Records for this task ▸
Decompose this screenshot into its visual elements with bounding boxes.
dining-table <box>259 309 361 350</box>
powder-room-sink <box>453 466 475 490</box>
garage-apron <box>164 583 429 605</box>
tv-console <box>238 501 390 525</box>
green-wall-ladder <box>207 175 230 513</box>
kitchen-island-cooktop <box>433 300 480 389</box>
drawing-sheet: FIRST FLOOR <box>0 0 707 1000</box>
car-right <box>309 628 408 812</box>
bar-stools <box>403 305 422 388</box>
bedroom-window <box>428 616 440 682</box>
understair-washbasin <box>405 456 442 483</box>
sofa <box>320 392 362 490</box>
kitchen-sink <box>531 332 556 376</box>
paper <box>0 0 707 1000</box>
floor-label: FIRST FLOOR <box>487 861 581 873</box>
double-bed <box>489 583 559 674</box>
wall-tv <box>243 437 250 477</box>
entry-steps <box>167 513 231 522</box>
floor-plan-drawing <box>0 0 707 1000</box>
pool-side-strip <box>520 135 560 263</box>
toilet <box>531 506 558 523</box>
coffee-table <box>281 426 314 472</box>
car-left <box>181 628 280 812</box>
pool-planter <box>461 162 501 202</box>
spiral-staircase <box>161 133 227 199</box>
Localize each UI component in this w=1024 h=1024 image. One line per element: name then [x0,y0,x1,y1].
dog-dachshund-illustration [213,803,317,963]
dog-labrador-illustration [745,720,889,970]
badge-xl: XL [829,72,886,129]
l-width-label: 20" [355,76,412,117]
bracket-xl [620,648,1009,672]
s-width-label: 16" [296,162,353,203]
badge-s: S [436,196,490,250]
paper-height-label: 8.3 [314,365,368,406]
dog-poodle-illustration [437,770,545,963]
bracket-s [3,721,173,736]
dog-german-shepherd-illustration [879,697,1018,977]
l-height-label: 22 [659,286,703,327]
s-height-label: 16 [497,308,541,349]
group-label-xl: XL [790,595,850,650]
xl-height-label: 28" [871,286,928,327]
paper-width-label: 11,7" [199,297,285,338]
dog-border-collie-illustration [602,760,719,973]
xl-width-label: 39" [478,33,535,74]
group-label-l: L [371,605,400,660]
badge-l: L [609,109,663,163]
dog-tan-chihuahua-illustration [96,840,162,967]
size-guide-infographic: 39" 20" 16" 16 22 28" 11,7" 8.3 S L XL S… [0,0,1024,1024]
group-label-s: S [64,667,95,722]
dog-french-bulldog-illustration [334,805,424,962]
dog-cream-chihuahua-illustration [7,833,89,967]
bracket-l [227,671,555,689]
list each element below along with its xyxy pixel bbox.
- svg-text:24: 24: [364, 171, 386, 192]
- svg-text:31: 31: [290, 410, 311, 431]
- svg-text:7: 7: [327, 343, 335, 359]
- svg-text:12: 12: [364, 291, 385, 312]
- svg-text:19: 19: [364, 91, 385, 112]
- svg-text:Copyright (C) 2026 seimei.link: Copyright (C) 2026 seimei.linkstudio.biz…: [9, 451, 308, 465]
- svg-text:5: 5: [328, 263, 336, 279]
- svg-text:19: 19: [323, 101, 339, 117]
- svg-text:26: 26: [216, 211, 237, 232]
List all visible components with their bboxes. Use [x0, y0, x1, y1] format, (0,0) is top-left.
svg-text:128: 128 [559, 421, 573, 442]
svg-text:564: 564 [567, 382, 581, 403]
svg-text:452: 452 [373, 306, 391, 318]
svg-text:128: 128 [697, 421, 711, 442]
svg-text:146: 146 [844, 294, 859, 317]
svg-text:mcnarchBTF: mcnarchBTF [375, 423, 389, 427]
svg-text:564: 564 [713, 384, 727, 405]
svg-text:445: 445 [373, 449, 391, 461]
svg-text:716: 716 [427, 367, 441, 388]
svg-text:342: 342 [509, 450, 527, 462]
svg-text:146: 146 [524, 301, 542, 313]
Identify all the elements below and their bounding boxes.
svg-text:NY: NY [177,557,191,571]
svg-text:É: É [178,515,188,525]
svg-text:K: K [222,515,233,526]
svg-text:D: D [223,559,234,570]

Stated problem ▸ Reproduce the material verbatim, from its first line through the line containing "bar-stools <box>403 305 422 388</box>", including both of those lines.

Task result ▸
Decompose this screenshot into its visual elements with bounding boxes.
dining-table <box>259 309 361 350</box>
powder-room-sink <box>453 466 475 490</box>
garage-apron <box>164 583 429 605</box>
tv-console <box>238 501 390 525</box>
green-wall-ladder <box>207 175 230 513</box>
kitchen-island-cooktop <box>433 300 480 389</box>
drawing-sheet: FIRST FLOOR <box>0 0 707 1000</box>
car-right <box>309 628 408 812</box>
bar-stools <box>403 305 422 388</box>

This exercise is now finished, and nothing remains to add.